## LIST OF TASKS
1. In the forum thread below about the dog chewing the car's bumpers, why does the reply discourage yelling at or punishing the dog when he chews the bumper? Answer in one to three sentences.
2. Translate this sentence from the forum thread about the bumper-chewing dog into Spanish: "You have to interact with the dog to teach him what it's ok to chew and what it's not ok to chew."

===== PAGE TEXT =====

# He's eating the car's bumper!



## Einstein's Dad! (Nov 30, 2009)

Hi All, our 2-yr. old Golden Retriever (Einstein) has been spending the last two nights chewing on our car's front and rear bumpers. 

I bought him two large doggy bones yesterday to try and satiate this bad habit but it hasn't seem to have worked (he just hides the bones). Running out solutions, we resorted to spraying the bumper area of the car with a concoction of vinegar, garlic and other spices in the hopes that the smell would deter him. 

Any other ideas?

Thanks for the help,
Roby (Einstein's Dad)


----------



## ThoseWordsAtBest (Mar 18, 2009)

Stop letting him near the cars?


----------



## Einstein's Dad! (Nov 30, 2009)

LOL that would be the obvious solution, i know but the garage is also his place of residence -so to speak. We have a (small) back yard but he stays there in the daytime only. At night, we keep him in the garage hoping his large booming bark will deter any potential miscreants.


----------



## winniec777 (Apr 20, 2008)

Sounds like he's bored. Being kept in the yard all day and in the garage all night sounds a bit lonely. You have to interact with the dog to teach him what it's ok to chew and what it's not ok to chew. That means being there in the room with him and redirecting him to something more rewarding than the thing he was chewing on. And it takes a lot of repetition. This doesn't mean yelling or punishing the dog when he's chewing the bumper. That will just teach him to wait until you're not around to do it. Here's a link to a good article on the topic:

http://www.dogstardaily.com/training/destructive-chewing

How much exercise does he get? If he's not getting enough, that can lead to destructive behavior.

===== RECORDS SUPPLIED =====

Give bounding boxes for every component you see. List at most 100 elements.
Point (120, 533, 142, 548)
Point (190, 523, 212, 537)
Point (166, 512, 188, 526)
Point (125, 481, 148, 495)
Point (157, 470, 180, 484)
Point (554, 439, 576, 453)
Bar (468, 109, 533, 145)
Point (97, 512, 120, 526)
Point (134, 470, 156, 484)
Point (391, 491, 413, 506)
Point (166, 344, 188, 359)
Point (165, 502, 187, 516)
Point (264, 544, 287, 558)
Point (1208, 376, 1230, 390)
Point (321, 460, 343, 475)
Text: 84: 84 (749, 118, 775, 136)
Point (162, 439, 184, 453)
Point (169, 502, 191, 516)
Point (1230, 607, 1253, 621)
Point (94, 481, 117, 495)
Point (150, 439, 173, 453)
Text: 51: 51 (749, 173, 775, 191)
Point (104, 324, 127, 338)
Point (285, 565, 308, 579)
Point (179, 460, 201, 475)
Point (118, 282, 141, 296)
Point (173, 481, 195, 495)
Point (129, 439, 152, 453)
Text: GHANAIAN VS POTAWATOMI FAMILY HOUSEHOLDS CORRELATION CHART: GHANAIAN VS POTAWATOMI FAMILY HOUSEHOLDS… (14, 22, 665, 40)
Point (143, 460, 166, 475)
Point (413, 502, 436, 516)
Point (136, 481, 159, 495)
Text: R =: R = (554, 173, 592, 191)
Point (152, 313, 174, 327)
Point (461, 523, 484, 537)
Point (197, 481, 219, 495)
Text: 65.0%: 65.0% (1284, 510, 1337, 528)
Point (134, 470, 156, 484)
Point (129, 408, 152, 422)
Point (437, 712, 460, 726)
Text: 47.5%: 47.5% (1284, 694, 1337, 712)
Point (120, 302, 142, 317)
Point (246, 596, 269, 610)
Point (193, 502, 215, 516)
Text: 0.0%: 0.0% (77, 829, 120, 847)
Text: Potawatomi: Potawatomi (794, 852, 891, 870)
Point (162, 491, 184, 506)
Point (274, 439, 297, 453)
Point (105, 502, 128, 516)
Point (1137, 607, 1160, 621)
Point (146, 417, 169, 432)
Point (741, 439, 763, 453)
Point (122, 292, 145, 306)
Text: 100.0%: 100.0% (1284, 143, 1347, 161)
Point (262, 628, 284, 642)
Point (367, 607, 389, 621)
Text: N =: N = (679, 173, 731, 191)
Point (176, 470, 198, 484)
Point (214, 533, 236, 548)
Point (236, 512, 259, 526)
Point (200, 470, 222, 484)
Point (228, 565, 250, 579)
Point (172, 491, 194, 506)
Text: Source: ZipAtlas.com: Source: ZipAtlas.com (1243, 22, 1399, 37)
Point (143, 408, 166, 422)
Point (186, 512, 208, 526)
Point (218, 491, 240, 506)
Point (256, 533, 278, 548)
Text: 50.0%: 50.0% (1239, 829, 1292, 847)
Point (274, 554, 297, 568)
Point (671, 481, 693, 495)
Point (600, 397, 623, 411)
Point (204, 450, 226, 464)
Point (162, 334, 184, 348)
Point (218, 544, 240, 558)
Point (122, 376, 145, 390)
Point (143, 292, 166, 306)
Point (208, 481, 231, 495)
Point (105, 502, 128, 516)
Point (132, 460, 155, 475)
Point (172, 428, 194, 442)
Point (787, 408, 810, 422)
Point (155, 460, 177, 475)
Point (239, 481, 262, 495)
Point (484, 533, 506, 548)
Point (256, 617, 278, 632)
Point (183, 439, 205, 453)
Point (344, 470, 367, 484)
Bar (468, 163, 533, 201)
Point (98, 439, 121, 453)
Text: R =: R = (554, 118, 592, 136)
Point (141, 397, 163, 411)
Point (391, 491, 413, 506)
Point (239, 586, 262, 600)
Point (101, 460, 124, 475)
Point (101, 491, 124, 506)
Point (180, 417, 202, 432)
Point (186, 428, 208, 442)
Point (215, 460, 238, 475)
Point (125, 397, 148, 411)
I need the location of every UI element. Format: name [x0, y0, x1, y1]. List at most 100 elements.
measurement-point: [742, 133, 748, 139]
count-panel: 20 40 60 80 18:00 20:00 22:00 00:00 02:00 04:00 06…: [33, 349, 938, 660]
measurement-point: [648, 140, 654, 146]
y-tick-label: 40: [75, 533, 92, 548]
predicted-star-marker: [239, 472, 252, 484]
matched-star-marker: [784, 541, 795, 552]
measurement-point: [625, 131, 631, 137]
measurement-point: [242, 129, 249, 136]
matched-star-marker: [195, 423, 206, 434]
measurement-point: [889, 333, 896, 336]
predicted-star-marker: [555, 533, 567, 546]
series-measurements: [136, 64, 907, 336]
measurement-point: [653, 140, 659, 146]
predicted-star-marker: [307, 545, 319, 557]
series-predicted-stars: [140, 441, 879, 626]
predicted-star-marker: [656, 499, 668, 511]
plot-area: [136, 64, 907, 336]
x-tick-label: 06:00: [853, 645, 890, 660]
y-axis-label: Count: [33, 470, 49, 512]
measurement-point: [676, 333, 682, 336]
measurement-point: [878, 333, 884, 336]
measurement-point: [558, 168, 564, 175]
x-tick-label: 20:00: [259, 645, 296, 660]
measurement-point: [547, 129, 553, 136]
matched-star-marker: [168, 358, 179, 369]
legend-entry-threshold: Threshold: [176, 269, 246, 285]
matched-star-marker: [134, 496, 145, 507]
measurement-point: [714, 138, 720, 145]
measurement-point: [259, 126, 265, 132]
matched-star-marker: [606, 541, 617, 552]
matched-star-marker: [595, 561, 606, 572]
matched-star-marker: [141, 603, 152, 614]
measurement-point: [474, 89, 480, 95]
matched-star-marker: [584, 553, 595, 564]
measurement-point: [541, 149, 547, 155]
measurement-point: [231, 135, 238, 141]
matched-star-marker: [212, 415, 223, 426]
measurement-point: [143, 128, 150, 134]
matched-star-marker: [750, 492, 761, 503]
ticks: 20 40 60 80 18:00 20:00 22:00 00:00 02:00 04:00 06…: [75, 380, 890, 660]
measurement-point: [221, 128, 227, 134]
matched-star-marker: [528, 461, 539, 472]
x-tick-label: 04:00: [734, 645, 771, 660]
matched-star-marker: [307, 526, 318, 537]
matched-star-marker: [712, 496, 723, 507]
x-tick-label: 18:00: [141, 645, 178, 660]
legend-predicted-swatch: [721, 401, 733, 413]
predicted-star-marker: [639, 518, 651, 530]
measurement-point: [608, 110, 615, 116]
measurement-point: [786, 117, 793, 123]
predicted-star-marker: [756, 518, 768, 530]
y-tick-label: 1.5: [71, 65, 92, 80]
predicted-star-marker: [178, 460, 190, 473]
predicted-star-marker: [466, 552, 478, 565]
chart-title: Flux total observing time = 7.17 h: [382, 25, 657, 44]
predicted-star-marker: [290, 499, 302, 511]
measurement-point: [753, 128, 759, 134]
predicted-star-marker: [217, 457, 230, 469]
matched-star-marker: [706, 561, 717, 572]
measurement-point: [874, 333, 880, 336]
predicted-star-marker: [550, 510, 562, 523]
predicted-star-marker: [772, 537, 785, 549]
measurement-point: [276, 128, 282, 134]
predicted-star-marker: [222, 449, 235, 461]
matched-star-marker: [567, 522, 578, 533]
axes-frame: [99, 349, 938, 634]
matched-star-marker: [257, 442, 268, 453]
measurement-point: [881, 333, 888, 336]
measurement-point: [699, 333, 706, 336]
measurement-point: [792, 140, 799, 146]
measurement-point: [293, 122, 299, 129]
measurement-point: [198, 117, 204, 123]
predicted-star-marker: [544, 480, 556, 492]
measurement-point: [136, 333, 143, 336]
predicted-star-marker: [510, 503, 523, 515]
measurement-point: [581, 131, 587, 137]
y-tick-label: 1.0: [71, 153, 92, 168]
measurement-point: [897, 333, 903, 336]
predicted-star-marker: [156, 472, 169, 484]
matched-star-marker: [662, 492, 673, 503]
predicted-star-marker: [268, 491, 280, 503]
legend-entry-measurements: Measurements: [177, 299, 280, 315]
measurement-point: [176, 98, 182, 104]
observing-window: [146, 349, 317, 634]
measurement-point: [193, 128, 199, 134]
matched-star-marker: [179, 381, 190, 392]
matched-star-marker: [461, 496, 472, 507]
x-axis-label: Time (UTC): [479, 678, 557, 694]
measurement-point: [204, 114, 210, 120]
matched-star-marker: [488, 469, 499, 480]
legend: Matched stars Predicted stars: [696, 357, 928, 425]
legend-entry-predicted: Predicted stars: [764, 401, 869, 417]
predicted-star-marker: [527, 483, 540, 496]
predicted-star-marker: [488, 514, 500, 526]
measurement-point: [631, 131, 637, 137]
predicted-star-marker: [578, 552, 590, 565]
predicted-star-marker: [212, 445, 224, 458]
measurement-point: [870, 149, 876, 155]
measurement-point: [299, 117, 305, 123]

=====

## EXERCISE SOLUTIONS
1. The reply discourages yelling or punishment because it would only teach the dog to wait until no one is around before chewing the bumper.

2. Tienes que interactuar con el perro para enseñarle qué está bien masticar y qué no está bien masticar.